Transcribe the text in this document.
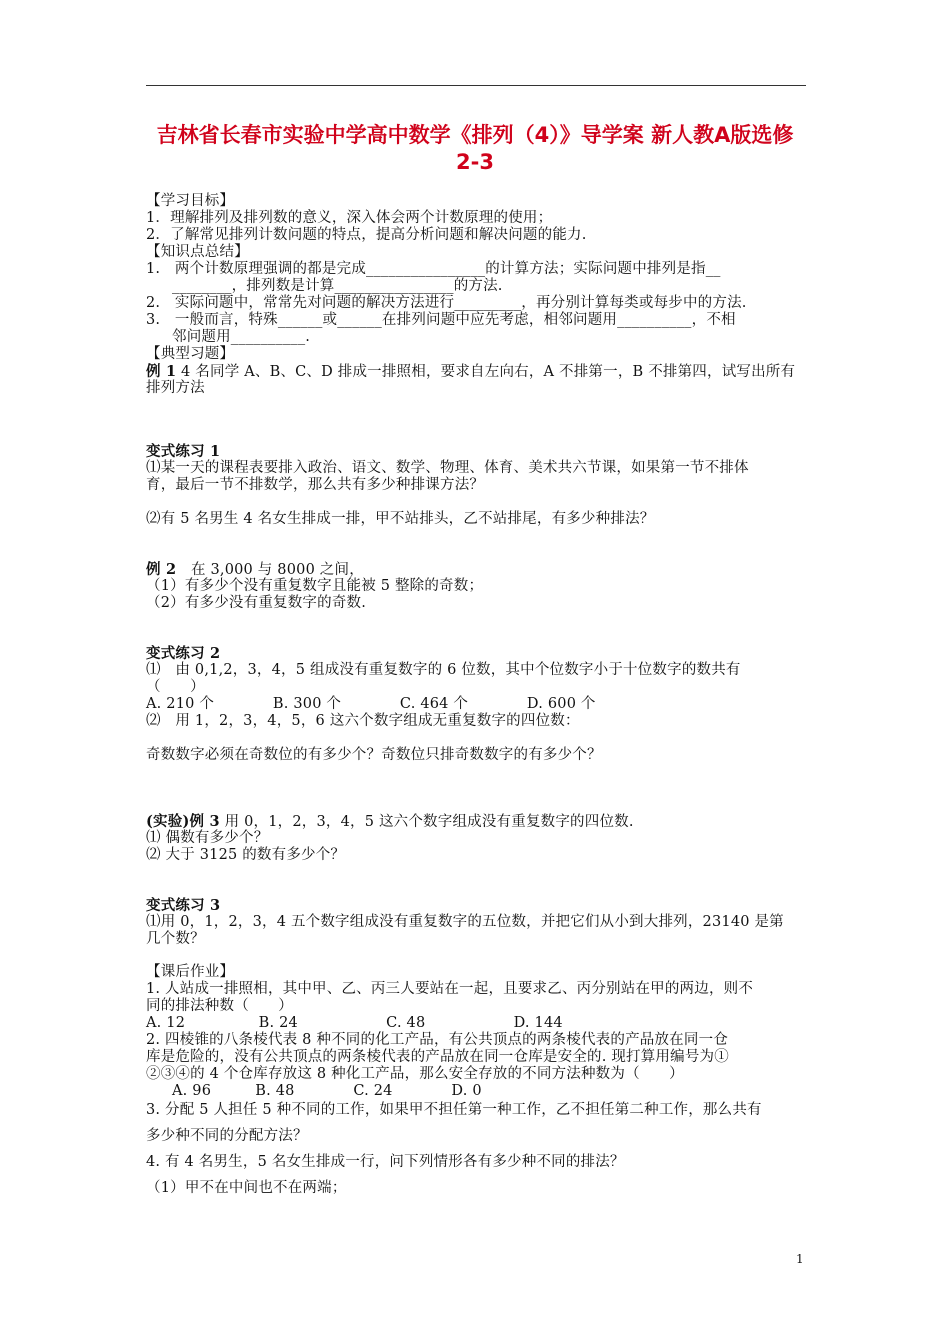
吉林省长春市实验中学高中数学《排列（4）》导学案 新人教A版选修
2-3
【学习目标】
1．理解排列及排列数的意义，深入体会两个计数原理的使用；
2．了解常见排列计数问题的特点，提高分析问题和解决问题的能力.
【知识点总结】
1.　两个计数原理强调的都是完成________________的计算方法；实际问题中排列是指__
________，排列数是计算________________的方法.
2.　实际问题中，常常先对问题的解决方法进行_________，再分别计算每类或每步中的方法.
3.　一般而言，特殊______或______在排列问题中应先考虑，相邻问题用__________，不相
邻问题用__________.
【典型习题】
例 1 4 名同学 A、B、C、D 排成一排照相，要求自左向右，A 不排第一，B 不排第四，试写出所有
排列方法
变式练习 1
⑴某一天的课程表要排入政治、语文、数学、物理、体育、美术共六节课，如果第一节不排体
育，最后一节不排数学，那么共有多少种排课方法？
⑵有 5 名男生 4 名女生排成一排，甲不站排头，乙不站排尾，有多少种排法？
例 2　在 3,000 与 8000 之间，
（1）有多少个没有重复数字且能被 5 整除的奇数；
（2）有多少没有重复数字的奇数.
变式练习 2
⑴　由 0,1,2，3，4，5 组成没有重复数字的 6 位数，其中个位数字小于十位数字的数共有
（　　）
A. 210 个　　　　B. 300 个　　　　C. 464 个　　　　D. 600 个
⑵　用 1，2，3，4，5，6 这六个数字组成无重复数字的四位数：
奇数数字必须在奇数位的有多少个？奇数位只排奇数数字的有多少个？
(实验)例 3 用 0，1，2，3，4，5 这六个数字组成没有重复数字的四位数.
⑴ 偶数有多少个？
⑵ 大于 3125 的数有多少个？
变式练习 3
⑴用 0，1，2，3，4 五个数字组成没有重复数字的五位数，并把它们从小到大排列，23140 是第
几个数？
【课后作业】
1. 人站成一排照相，其中甲、乙、丙三人要站在一起，且要求乙、丙分别站在甲的两边，则不
同的排法种数（　　）
A. 12　　　　　B. 24　　　　　　C. 48　　　　　　D. 144
2. 四棱锥的八条棱代表 8 种不同的化工产品，有公共顶点的两条棱代表的产品放在同一仓
库是危险的，没有公共顶点的两条棱代表的产品放在同一仓库是安全的. 现打算用编号为①
②③④的 4 个仓库存放这 8 种化工产品，那么安全存放的不同方法种数为（　　）
A. 96　　　B. 48　　　　C. 24　　　　D. 0
3. 分配 5 人担任 5 种不同的工作，如果甲不担任第一种工作，乙不担任第二种工作，那么共有
多少种不同的分配方法？
4. 有 4 名男生，5 名女生排成一行，问下列情形各有多少种不同的排法？
（1）甲不在中间也不在两端；
1
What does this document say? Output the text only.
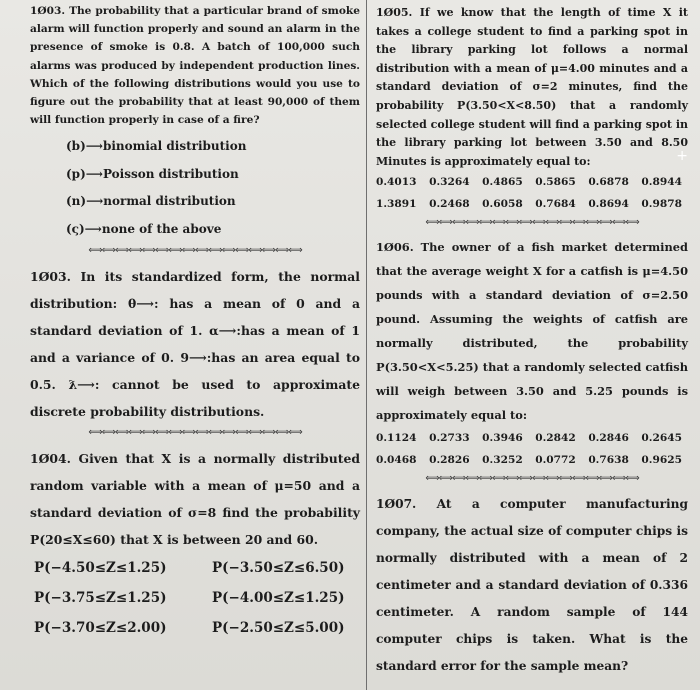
1Ø03. The probability that a particular brand of smoke alarm will function properly and sound an alarm in the presence of smoke is 0.8. A batch of 100,000 such alarms was produced by independent production lines. Which of the following distributions would you use to figure out the probability that at least 90,000 of them will function properly in case of a fire?

(b)⟶binomial distribution
(p)⟶Poisson distribution
(n)⟶normal distribution
(ς)⟶none of the above
⟺⟺⟺⟺⟺⟺⟺⟺⟺⟺⟺⟺⟺⟺⟺⟺

1Ø03. In its standardized form, the normal distribution: θ⟶: has a mean of 0 and a standard deviation of 1. α⟶:has a mean of 1 and a variance of 0. 9⟶:has an area equal to 0.5. ƛ⟶: cannot be used to approximate discrete probability distributions.

⟺⟺⟺⟺⟺⟺⟺⟺⟺⟺⟺⟺⟺⟺⟺⟺

1Ø04. Given that X is a normally distributed random variable with a mean of μ=50 and a standard deviation of σ=8 find the probability P(20≤X≤60) that X is between 20 and 60.

P(−4.50≤Z≤1.25)	P(−3.50≤Z≤6.50)
P(−3.75≤Z≤1.25)	P(−4.00≤Z≤1.25)
P(−3.70≤Z≤2.00)	P(−2.50≤Z≤5.00)

1Ø05. If we know that the length of time X it takes a college student to find a parking spot in the library parking lot follows a normal distribution with a mean of μ=4.00 minutes and a standard deviation of σ=2 minutes, find the probability P(3.50<X<8.50) that a randomly selected college student will find a parking spot in the library parking lot between 3.50 and 8.50 Minutes is approximately equal to:

0.4013 0.3264 0.4865 0.5865 0.6878 0.8944
1.3891 0.2468 0.6058 0.7684 0.8694 0.9878
⟺⟺⟺⟺⟺⟺⟺⟺⟺⟺⟺⟺⟺⟺⟺⟺

1Ø06. The owner of a fish market determined that the average weight X for a catfish is μ=4.50 pounds with a standard deviation of σ=2.50 pound. Assuming the weights of catfish are normally distributed, the probability P(3.50<X<5.25) that a randomly selected catfish will weigh between 3.50 and 5.25 pounds is approximately equal to:

0.1124 0.2733 0.3946 0.2842 0.2846 0.2645
0.0468 0.2826 0.3252 0.0772 0.7638 0.9625
⟺⟺⟺⟺⟺⟺⟺⟺⟺⟺⟺⟺⟺⟺⟺⟺

1Ø07. At a computer manufacturing company, the actual size of computer chips is normally distributed with a mean of 2 centimeter and a standard deviation of 0.336 centimeter. A random sample of 144 computer chips is taken. What is the standard error for the sample mean?

+
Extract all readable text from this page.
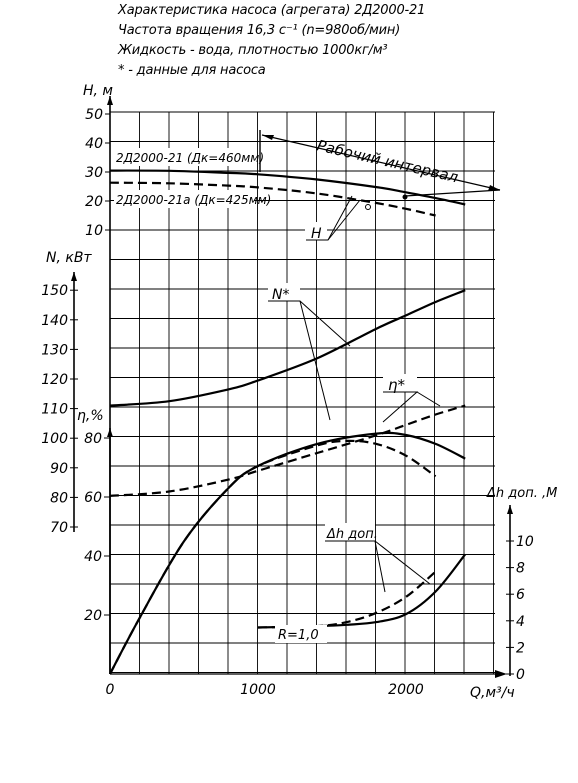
Характеристика насоса (агрегата) 2Д2000-21
Частота вращения 16,3 с⁻¹ (n=980об/мин)
Жидкость - вода, плотностью 1000кг/м³
* - данные для насоса
10
20
30
40
50
H, м
70
80
90
100
110
120
130
140
150
N, кВт
20
40
60
80
η,%
0
2
4
6
8
10
Δh доп. ,М
0	1000	2000	Q,м³/ч
2Д2000-21 (Дк=460мм)
2Д2000-21а (Дк=425мм)
Рабочий интервал
H
N*
η*
Δh доп.
R=1,0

> **Instruction**
Take the listing above and restate it word for word, without its pictures.

> **Exercise result**
Transcribe the text in this document.
吉林省长春市实验中学高中数学《排列（4）》导学案 新人教A版选修
2-3
【学习目标】
1．理解排列及排列数的意义，深入体会两个计数原理的使用；
2．了解常见排列计数问题的特点，提高分析问题和解决问题的能力.
【知识点总结】
1.　两个计数原理强调的都是完成________________的计算方法；实际问题中排列是指__
________，排列数是计算________________的方法.
2.　实际问题中，常常先对问题的解决方法进行_________，再分别计算每类或每步中的方法.
3.　一般而言，特殊______或______在排列问题中应先考虑，相邻问题用__________，不相
邻问题用__________.
【典型习题】
例 1 4 名同学 A、B、C、D 排成一排照相，要求自左向右，A 不排第一，B 不排第四，试写出所有
排列方法
变式练习 1
⑴某一天的课程表要排入政治、语文、数学、物理、体育、美术共六节课，如果第一节不排体
育，最后一节不排数学，那么共有多少种排课方法？
⑵有 5 名男生 4 名女生排成一排，甲不站排头，乙不站排尾，有多少种排法？
例 2　在 3,000 与 8000 之间，
（1）有多少个没有重复数字且能被 5 整除的奇数；
（2）有多少没有重复数字的奇数.
变式练习 2
⑴　由 0,1,2，3，4，5 组成没有重复数字的 6 位数，其中个位数字小于十位数字的数共有
（　　）
A. 210 个　　　　B. 300 个　　　　C. 464 个　　　　D. 600 个
⑵　用 1，2，3，4，5，6 这六个数字组成无重复数字的四位数：
奇数数字必须在奇数位的有多少个？奇数位只排奇数数字的有多少个？
(实验)例 3 用 0，1，2，3，4，5 这六个数字组成没有重复数字的四位数.
⑴ 偶数有多少个？
⑵ 大于 3125 的数有多少个？
变式练习 3
⑴用 0，1，2，3，4 五个数字组成没有重复数字的五位数，并把它们从小到大排列，23140 是第
几个数？
【课后作业】
1. 人站成一排照相，其中甲、乙、丙三人要站在一起，且要求乙、丙分别站在甲的两边，则不
同的排法种数（　　）
A. 12　　　　　B. 24　　　　　　C. 48　　　　　　D. 144
2. 四棱锥的八条棱代表 8 种不同的化工产品，有公共顶点的两条棱代表的产品放在同一仓
库是危险的，没有公共顶点的两条棱代表的产品放在同一仓库是安全的. 现打算用编号为①
②③④的 4 个仓库存放这 8 种化工产品，那么安全存放的不同方法种数为（　　）
A. 96　　　B. 48　　　　C. 24　　　　D. 0
3. 分配 5 人担任 5 种不同的工作，如果甲不担任第一种工作，乙不担任第二种工作，那么共有
多少种不同的分配方法？
4. 有 4 名男生，5 名女生排成一行，问下列情形各有多少种不同的排法？
（1）甲不在中间也不在两端；
1
What does this document say? Output the text only.
1Ø03. The probability that a particular brand of smoke alarm will function properly and sound an alarm in the presence of smoke is 0.8. A batch of 100,000 such alarms was produced by independent production lines. Which of the following distributions would you use to figure out the probability that at least 90,000 of them will function properly in case of a fire?

(b)⟶binomial distribution
(p)⟶Poisson distribution
(n)⟶normal distribution
(ς)⟶none of the above
⟺⟺⟺⟺⟺⟺⟺⟺⟺⟺⟺⟺⟺⟺⟺⟺

1Ø03. In its standardized form, the normal distribution: θ⟶: has a mean of 0 and a standard deviation of 1. α⟶:has a mean of 1 and a variance of 0. 9⟶:has an area equal to 0.5. ƛ⟶: cannot be used to approximate discrete probability distributions.

⟺⟺⟺⟺⟺⟺⟺⟺⟺⟺⟺⟺⟺⟺⟺⟺

1Ø04. Given that X is a normally distributed random variable with a mean of μ=50 and a standard deviation of σ=8 find the probability P(20≤X≤60) that X is between 20 and 60.

P(−4.50≤Z≤1.25)	P(−3.50≤Z≤6.50)
P(−3.75≤Z≤1.25)	P(−4.00≤Z≤1.25)
P(−3.70≤Z≤2.00)	P(−2.50≤Z≤5.00)

1Ø05. If we know that the length of time X it takes a college student to find a parking spot in the library parking lot follows a normal distribution with a mean of μ=4.00 minutes and a standard deviation of σ=2 minutes, find the probability P(3.50<X<8.50) that a randomly selected college student will find a parking spot in the library parking lot between 3.50 and 8.50 Minutes is approximately equal to:

0.4013 0.3264 0.4865 0.5865 0.6878 0.8944
1.3891 0.2468 0.6058 0.7684 0.8694 0.9878
⟺⟺⟺⟺⟺⟺⟺⟺⟺⟺⟺⟺⟺⟺⟺⟺

1Ø06. The owner of a fish market determined that the average weight X for a catfish is μ=4.50 pounds with a standard deviation of σ=2.50 pound. Assuming the weights of catfish are normally distributed, the probability P(3.50<X<5.25) that a randomly selected catfish will weigh between 3.50 and 5.25 pounds is approximately equal to:

0.1124 0.2733 0.3946 0.2842 0.2846 0.2645
0.0468 0.2826 0.3252 0.0772 0.7638 0.9625
⟺⟺⟺⟺⟺⟺⟺⟺⟺⟺⟺⟺⟺⟺⟺⟺

1Ø07. At a computer manufacturing company, the actual size of computer chips is normally distributed with a mean of 2 centimeter and a standard deviation of 0.336 centimeter. A random sample of 144 computer chips is taken. What is the standard error for the sample mean?

+
Extract all readable text from this page.
Характеристика насоса (агрегата) 2Д2000-21
Частота вращения 16,3 с⁻¹ (n=980об/мин)
Жидкость - вода, плотностью 1000кг/м³
* - данные для насоса
10
20
30
40
50
H, м
70
80
90
100
110
120
130
140
150
N, кВт
20
40
60
80
η,%
0
2
4
6
8
10
Δh доп. ,М
0	1000	2000	Q,м³/ч
2Д2000-21 (Дк=460мм)
2Д2000-21а (Дк=425мм)
Рабочий интервал
H
N*
η*
Δh доп.
R=1,0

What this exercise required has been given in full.